┌─ Input data
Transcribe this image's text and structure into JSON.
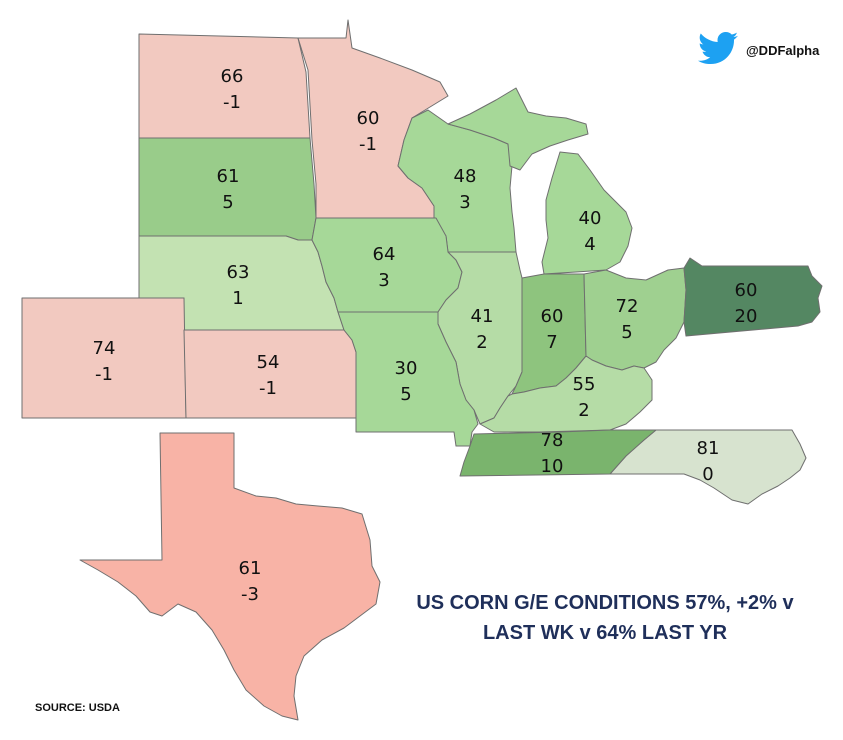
{
  "title_lines": [
    "US CORN G/E CONDITIONS 57%, +2% v",
    "LAST WK v 64% LAST YR"
  ],
  "source": "SOURCE: USDA",
  "handle": {
    "text": "@DDFalpha",
    "icon": "twitter-bird-icon",
    "icon_color": "#1da1f2"
  },
  "states": [
    {
      "id": "north-dakota",
      "value": "66",
      "change": "-1",
      "color": "#f2c9c0"
    },
    {
      "id": "minnesota",
      "value": "60",
      "change": "-1",
      "color": "#f2c9c0"
    },
    {
      "id": "south-dakota",
      "value": "61",
      "change": "5",
      "color": "#99cc8a"
    },
    {
      "id": "wisconsin",
      "value": "48",
      "change": "3",
      "color": "#a6d898"
    },
    {
      "id": "michigan",
      "value": "40",
      "change": "4",
      "color": "#a6d898"
    },
    {
      "id": "nebraska",
      "value": "63",
      "change": "1",
      "color": "#c3e2b2"
    },
    {
      "id": "iowa",
      "value": "64",
      "change": "3",
      "color": "#a6d898"
    },
    {
      "id": "illinois",
      "value": "41",
      "change": "2",
      "color": "#b5dca6"
    },
    {
      "id": "indiana",
      "value": "60",
      "change": "7",
      "color": "#8ec47e"
    },
    {
      "id": "ohio",
      "value": "72",
      "change": "5",
      "color": "#9fd090"
    },
    {
      "id": "pennsylvania",
      "value": "60",
      "change": "20",
      "color": "#548762"
    },
    {
      "id": "colorado",
      "value": "74",
      "change": "-1",
      "color": "#f2c9c0"
    },
    {
      "id": "kansas",
      "value": "54",
      "change": "-1",
      "color": "#f2c9c0"
    },
    {
      "id": "missouri",
      "value": "30",
      "change": "5",
      "color": "#a6d898"
    },
    {
      "id": "kentucky",
      "value": "55",
      "change": "2",
      "color": "#b5dca6"
    },
    {
      "id": "tennessee",
      "value": "78",
      "change": "10",
      "color": "#7ab46d"
    },
    {
      "id": "north-carolina",
      "value": "81",
      "change": "0",
      "color": "#d7e3cf"
    },
    {
      "id": "texas",
      "value": "61",
      "change": "-3",
      "color": "#f8b3a6"
    }
  ]
}
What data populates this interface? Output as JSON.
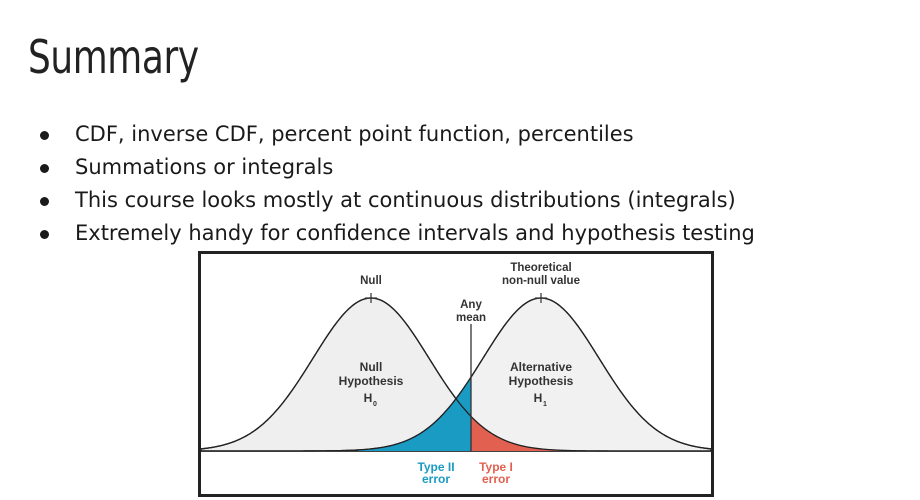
{
  "slide": {
    "title": "Summary",
    "bullets": [
      "CDF, inverse CDF, percent point function, percentiles",
      "Summations or integrals",
      "This course looks mostly at continuous distributions (integrals)",
      "Extremely handy for confidence intervals and hypothesis testing"
    ]
  },
  "diagram": {
    "null_label": "Null",
    "alt_label_line1": "Theoretical",
    "alt_label_line2": "non-null value",
    "any_mean_line1": "Any",
    "any_mean_line2": "mean",
    "null_curve_line1": "Null",
    "null_curve_line2": "Hypothesis",
    "null_symbol": "H",
    "null_subscript": "0",
    "alt_curve_line1": "Alternative",
    "alt_curve_line2": "Hypothesis",
    "alt_symbol": "H",
    "alt_subscript": "1",
    "type2_line1": "Type II",
    "type2_line2": "error",
    "type1_line1": "Type I",
    "type1_line2": "error",
    "colors": {
      "type2": "#1a9bc4",
      "type1": "#e2604f",
      "curve_fill": "#efefef",
      "outline": "#222222"
    }
  }
}
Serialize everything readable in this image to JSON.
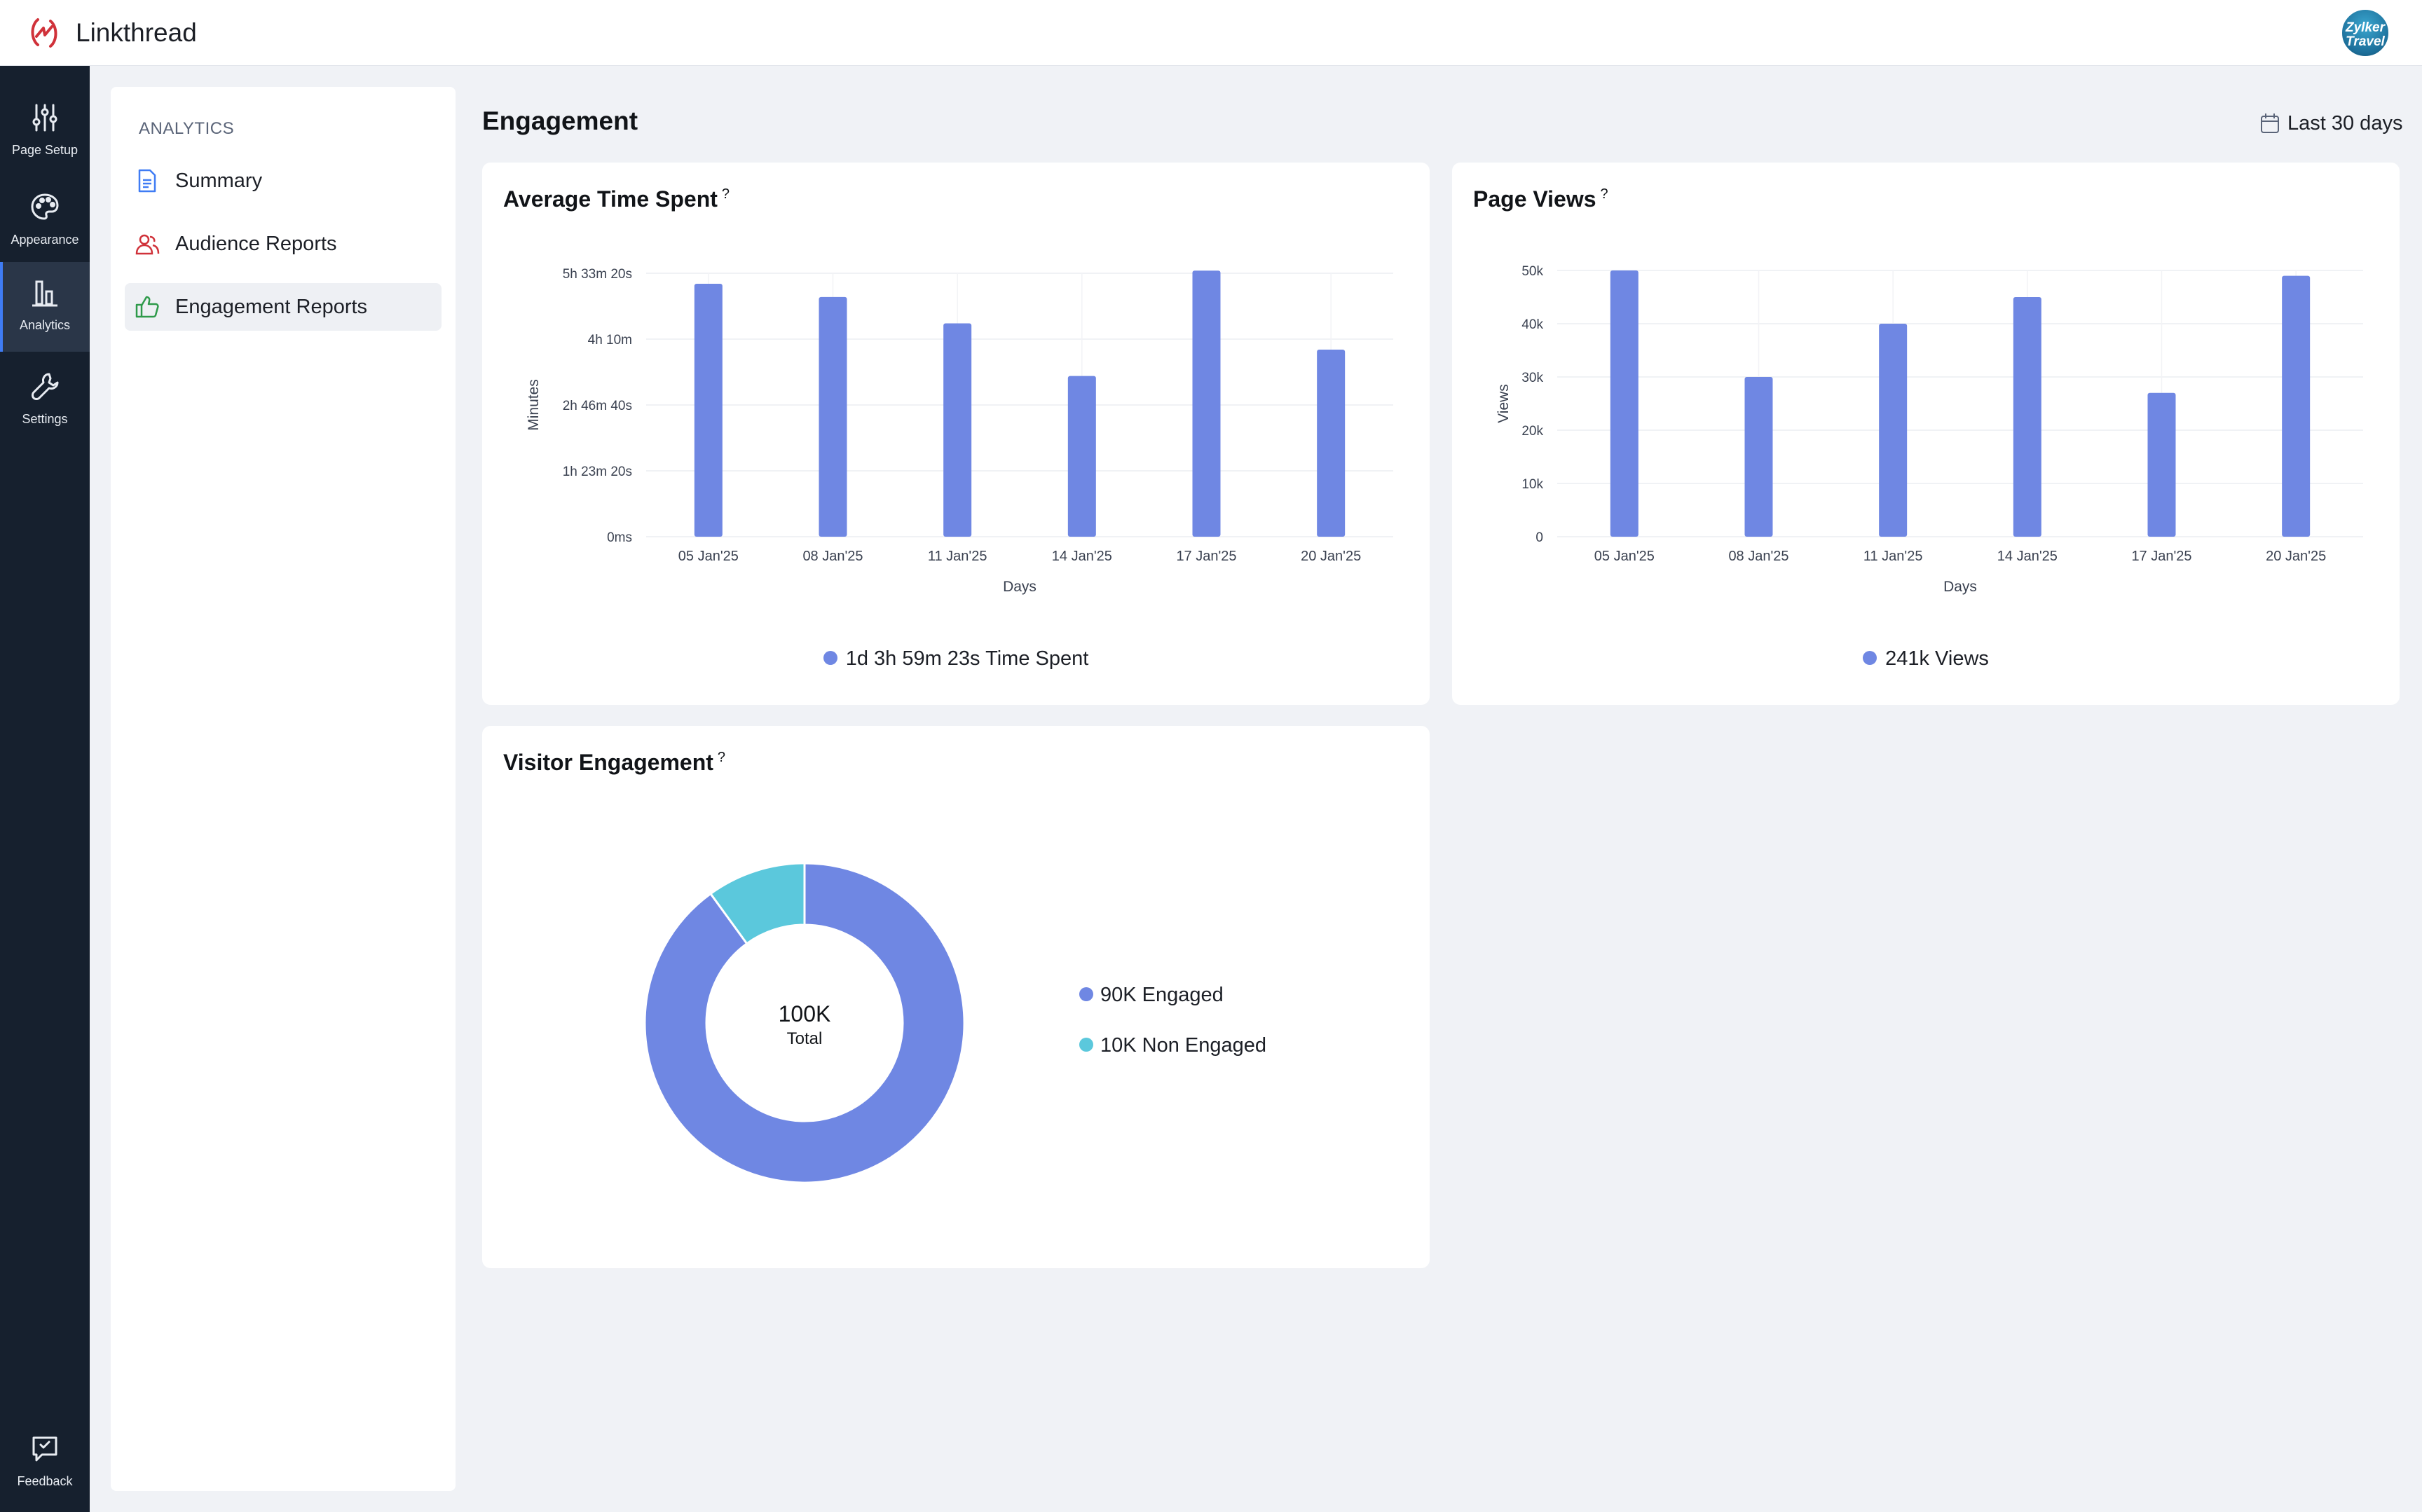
{
  "app": {
    "name": "Linkthread",
    "avatar_text": [
      "Zylker",
      "Travel"
    ]
  },
  "nav": {
    "items": [
      {
        "label": "Page Setup",
        "icon": "sliders-icon"
      },
      {
        "label": "Appearance",
        "icon": "palette-icon"
      },
      {
        "label": "Analytics",
        "icon": "bar-chart-icon",
        "active": true
      },
      {
        "label": "Settings",
        "icon": "wrench-icon"
      }
    ],
    "feedback": {
      "label": "Feedback",
      "icon": "feedback-icon"
    }
  },
  "sidebar": {
    "heading": "ANALYTICS",
    "items": [
      {
        "label": "Summary",
        "icon": "document-icon"
      },
      {
        "label": "Audience Reports",
        "icon": "audience-icon"
      },
      {
        "label": "Engagement Reports",
        "icon": "thumbs-up-icon",
        "active": true
      }
    ]
  },
  "main": {
    "title": "Engagement",
    "date_range": "Last 30 days"
  },
  "colors": {
    "primary": "#6f87e3",
    "secondary": "#5bc8dc",
    "nav_bg": "#16202e",
    "accent": "#3f7cf4"
  },
  "cards": {
    "time_spent": {
      "title": "Average Time Spent",
      "help": "?",
      "legend": "1d 3h 59m 23s Time Spent"
    },
    "page_views": {
      "title": "Page Views",
      "help": "?",
      "legend": "241k Views"
    },
    "visitor_engagement": {
      "title": "Visitor Engagement",
      "help": "?",
      "center_value": "100K",
      "center_label": "Total",
      "legend": [
        "90K Engaged",
        "10K Non Engaged"
      ]
    }
  },
  "chart_data": [
    {
      "type": "bar",
      "title": "Average Time Spent",
      "xlabel": "Days",
      "ylabel": "Minutes",
      "categories": [
        "05 Jan'25",
        "08 Jan'25",
        "11 Jan'25",
        "14 Jan'25",
        "17 Jan'25",
        "20 Jan'25"
      ],
      "yticks": [
        "0ms",
        "1h 23m 20s",
        "2h 46m 40s",
        "4h 10m",
        "5h 33m 20s"
      ],
      "ylim": [
        0,
        20000
      ],
      "series": [
        {
          "values": [
            19200,
            18200,
            16200,
            12200,
            20200,
            14200
          ]
        }
      ],
      "grid": true
    },
    {
      "type": "bar",
      "title": "Page Views",
      "xlabel": "Days",
      "ylabel": "Views",
      "categories": [
        "05 Jan'25",
        "08 Jan'25",
        "11 Jan'25",
        "14 Jan'25",
        "17 Jan'25",
        "20 Jan'25"
      ],
      "yticks": [
        "0",
        "10k",
        "20k",
        "30k",
        "40k",
        "50k"
      ],
      "ylim": [
        0,
        50000
      ],
      "series": [
        {
          "values": [
            50000,
            30000,
            40000,
            45000,
            27000,
            49000
          ]
        }
      ],
      "grid": true
    },
    {
      "type": "pie",
      "title": "Visitor Engagement",
      "labels": [
        "Engaged",
        "Non Engaged"
      ],
      "values": [
        90000,
        10000
      ],
      "colors": [
        "#6f87e3",
        "#5bc8dc"
      ]
    }
  ]
}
└─
• [Task statement]: Search the entries for the word "image", then list each line that holds it.

• [Answer to this exercise]:
Transcribe this image's text and structure into JSON.
Serialize everything readable in this image to JSON.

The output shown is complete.